Provided passage |
Reserves for Closed Properties
The Company maintains reserves for retail stores and other properties that are no longer being utilized in current operations.
The Company provides for closed property operating lease liabilities using a discount rate to calculate the present value of the
remaining non-cancelable lease payments and lease termination fees after the closing date, net of estimated subtenant income.
The closed property lease liabilities are expected to be paid over the remaining lease terms, which generally range from 1 month
to 17 years. The reserves for closed properties include management’s estimates for lease subsidies, lease terminations and future
payments on exited real estate. The Company estimates subtenant income and future cash flows based on the Company’s
experience and knowledge of the area in which the closed property is located, the Company’s previous efforts to dispose of
similar assets, existing economic conditions and when necessary utilizes local real estate brokers.
Adjustments to closed property reserves primarily relate to changes in estimated subtenant income or actual exit costs differing
from original estimates. Adjustments are made for changes in estimates in the period in which the changes become known.
Because of the significance of the judgments and estimation processes, it is likely that materially different amounts could be
recorded if we used different assumptions or if the underlying circumstances were to change. A 10% change in our closed
property reserves at September 30, 2012 would have affected net income by a maximum of approximately $2.5 million for fiscal
year 2012.

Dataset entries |
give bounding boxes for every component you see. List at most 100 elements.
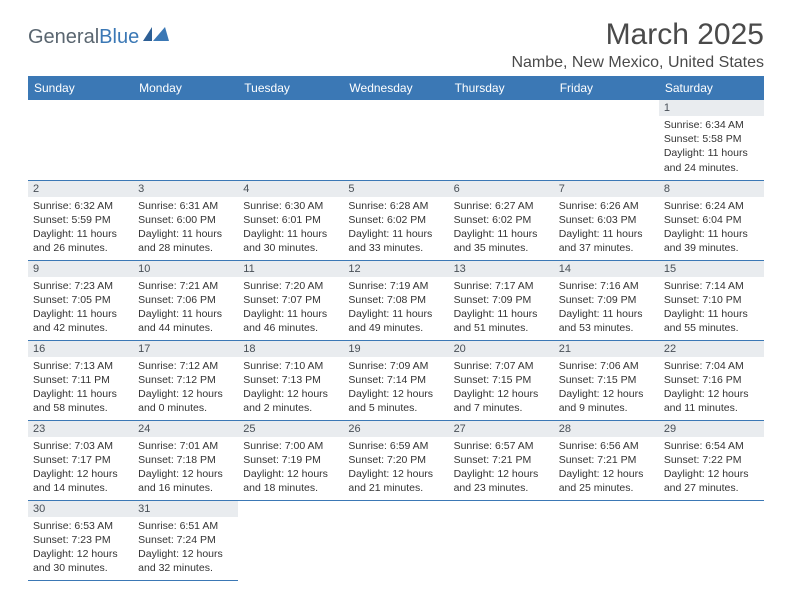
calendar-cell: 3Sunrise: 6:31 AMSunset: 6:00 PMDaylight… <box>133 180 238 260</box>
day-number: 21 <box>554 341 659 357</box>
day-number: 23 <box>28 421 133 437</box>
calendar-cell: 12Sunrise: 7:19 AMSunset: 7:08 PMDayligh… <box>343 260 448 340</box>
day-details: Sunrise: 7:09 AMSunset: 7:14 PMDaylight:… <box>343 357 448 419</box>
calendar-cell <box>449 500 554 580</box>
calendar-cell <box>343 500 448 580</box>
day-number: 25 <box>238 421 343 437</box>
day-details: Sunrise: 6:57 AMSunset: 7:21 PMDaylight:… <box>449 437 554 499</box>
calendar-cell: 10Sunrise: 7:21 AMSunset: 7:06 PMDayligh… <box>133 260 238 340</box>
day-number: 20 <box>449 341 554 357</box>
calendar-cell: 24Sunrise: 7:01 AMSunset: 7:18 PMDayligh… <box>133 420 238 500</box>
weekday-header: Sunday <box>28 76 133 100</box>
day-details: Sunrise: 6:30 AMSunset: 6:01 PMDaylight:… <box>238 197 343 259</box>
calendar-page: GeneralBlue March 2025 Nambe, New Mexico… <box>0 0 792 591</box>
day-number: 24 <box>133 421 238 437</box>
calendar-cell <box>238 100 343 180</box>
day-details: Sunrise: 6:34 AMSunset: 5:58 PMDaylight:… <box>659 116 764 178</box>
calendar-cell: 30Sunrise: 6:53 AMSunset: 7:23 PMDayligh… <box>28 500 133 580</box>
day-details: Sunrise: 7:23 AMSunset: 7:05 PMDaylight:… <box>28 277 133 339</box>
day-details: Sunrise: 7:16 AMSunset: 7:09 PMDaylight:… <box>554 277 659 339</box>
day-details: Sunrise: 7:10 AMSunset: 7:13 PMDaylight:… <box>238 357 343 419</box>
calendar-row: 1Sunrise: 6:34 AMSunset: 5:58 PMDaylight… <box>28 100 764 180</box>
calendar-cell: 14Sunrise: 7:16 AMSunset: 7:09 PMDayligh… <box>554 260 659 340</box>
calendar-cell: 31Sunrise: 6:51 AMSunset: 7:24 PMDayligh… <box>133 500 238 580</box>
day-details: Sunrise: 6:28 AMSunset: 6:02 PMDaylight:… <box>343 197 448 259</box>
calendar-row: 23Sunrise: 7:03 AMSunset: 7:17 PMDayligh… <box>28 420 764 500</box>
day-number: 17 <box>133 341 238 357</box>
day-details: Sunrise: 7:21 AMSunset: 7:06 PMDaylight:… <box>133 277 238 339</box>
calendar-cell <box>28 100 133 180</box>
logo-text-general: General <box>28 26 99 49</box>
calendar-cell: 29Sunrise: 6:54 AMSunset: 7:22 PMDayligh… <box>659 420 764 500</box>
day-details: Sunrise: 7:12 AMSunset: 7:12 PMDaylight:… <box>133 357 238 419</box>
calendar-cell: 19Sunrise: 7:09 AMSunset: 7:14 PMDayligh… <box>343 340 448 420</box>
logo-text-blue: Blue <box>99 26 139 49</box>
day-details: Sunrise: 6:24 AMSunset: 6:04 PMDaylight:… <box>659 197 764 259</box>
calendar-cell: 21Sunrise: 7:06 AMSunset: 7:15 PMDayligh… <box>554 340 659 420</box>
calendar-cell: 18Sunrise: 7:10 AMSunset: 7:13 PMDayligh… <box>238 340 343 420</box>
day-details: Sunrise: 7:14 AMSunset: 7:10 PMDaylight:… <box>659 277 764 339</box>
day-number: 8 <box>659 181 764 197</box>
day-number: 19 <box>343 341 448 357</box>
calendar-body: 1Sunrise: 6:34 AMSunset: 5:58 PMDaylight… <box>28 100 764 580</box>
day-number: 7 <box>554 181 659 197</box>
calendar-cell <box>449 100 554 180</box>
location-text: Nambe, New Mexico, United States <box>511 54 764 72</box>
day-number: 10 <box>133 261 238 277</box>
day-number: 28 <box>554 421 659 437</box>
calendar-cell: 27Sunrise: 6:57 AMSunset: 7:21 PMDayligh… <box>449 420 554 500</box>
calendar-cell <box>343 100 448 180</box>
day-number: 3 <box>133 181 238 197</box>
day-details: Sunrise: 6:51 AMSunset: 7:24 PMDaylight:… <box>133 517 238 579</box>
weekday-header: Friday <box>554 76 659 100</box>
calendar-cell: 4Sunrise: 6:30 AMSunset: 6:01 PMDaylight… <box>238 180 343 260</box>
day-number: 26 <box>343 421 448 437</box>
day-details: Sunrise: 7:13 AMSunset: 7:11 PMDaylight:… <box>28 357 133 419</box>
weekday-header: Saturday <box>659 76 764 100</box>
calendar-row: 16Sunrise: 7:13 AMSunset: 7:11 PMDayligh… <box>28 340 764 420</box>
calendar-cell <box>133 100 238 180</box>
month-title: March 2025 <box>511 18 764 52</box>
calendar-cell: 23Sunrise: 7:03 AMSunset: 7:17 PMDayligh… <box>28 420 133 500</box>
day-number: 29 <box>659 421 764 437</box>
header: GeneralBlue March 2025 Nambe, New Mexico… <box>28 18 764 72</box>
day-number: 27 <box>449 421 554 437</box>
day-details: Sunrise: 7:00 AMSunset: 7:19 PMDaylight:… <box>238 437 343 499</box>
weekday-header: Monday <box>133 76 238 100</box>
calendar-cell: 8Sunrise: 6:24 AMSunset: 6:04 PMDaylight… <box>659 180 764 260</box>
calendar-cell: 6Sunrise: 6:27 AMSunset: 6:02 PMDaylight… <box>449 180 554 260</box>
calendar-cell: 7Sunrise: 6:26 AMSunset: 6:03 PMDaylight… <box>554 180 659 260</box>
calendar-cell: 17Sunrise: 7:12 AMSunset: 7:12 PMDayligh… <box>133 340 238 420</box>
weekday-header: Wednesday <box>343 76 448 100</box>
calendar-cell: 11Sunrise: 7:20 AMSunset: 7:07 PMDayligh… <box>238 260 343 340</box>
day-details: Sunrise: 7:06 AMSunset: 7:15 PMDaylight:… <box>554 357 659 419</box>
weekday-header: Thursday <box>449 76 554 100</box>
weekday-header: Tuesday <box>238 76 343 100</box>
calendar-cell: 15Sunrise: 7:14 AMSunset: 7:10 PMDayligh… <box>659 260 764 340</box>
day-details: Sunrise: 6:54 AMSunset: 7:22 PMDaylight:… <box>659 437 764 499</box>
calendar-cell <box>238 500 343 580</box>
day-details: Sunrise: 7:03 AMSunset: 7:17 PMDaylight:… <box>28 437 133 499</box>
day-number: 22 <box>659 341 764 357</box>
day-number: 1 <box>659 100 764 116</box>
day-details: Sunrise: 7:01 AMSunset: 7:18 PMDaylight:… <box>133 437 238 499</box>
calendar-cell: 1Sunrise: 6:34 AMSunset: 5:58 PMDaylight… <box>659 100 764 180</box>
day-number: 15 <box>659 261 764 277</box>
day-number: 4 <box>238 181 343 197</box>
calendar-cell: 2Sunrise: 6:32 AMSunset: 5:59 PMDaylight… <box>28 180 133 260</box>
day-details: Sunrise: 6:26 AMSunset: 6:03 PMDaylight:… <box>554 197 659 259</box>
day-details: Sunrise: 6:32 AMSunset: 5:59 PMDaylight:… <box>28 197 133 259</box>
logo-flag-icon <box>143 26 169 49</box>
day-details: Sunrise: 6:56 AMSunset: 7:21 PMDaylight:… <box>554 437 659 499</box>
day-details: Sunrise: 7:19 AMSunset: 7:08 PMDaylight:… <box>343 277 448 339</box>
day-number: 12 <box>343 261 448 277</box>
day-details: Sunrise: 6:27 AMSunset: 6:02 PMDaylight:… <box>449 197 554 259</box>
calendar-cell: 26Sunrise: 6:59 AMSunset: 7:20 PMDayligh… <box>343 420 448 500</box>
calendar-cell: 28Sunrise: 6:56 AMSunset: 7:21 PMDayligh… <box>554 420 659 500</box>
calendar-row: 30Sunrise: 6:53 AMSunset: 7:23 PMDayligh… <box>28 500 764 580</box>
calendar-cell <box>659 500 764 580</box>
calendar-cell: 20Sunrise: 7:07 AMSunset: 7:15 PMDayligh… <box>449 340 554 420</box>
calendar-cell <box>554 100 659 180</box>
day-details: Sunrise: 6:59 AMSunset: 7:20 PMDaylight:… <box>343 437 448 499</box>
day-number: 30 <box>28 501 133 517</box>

Set of tasks |
**1)** According to the passage on reserves for closed properties, over what period do the remaining lease terms generally run?
**2)** Please write what comes next in the passage on reserves for closed properties, picking up after its final sentence.

The responses |
**1)** They generally range from 1 month to 17 years.

**2)**
Share-Based Payments
The Company maintains several share-based incentive plans. We grant both options to purchase common stock and restricted
common stock under our Whole Foods Market 2009 Stock Incentive Plan. All options outstanding are governed by the original
terms and conditions of the grants. Options are granted at an option price equal to the market value of the stock at the grant date
and generally vest ratably over a four- or nine-year period beginning one year from grant date and have a five, seven, or ten year
term. The grant date is established once the Company’s Board of Directors approves the grant and all key terms have been
determined. The exercise prices of our stock option grants are the closing price on the grant date. Stock option grant terms and
conditions are communicated to team members within a relatively short period of time. Our Company generally approves one
primary stock option grant annually, occurring during a trading window. Restricted common stock is granted at the market price
of the stock on the day of grant and generally vests over a three-year period.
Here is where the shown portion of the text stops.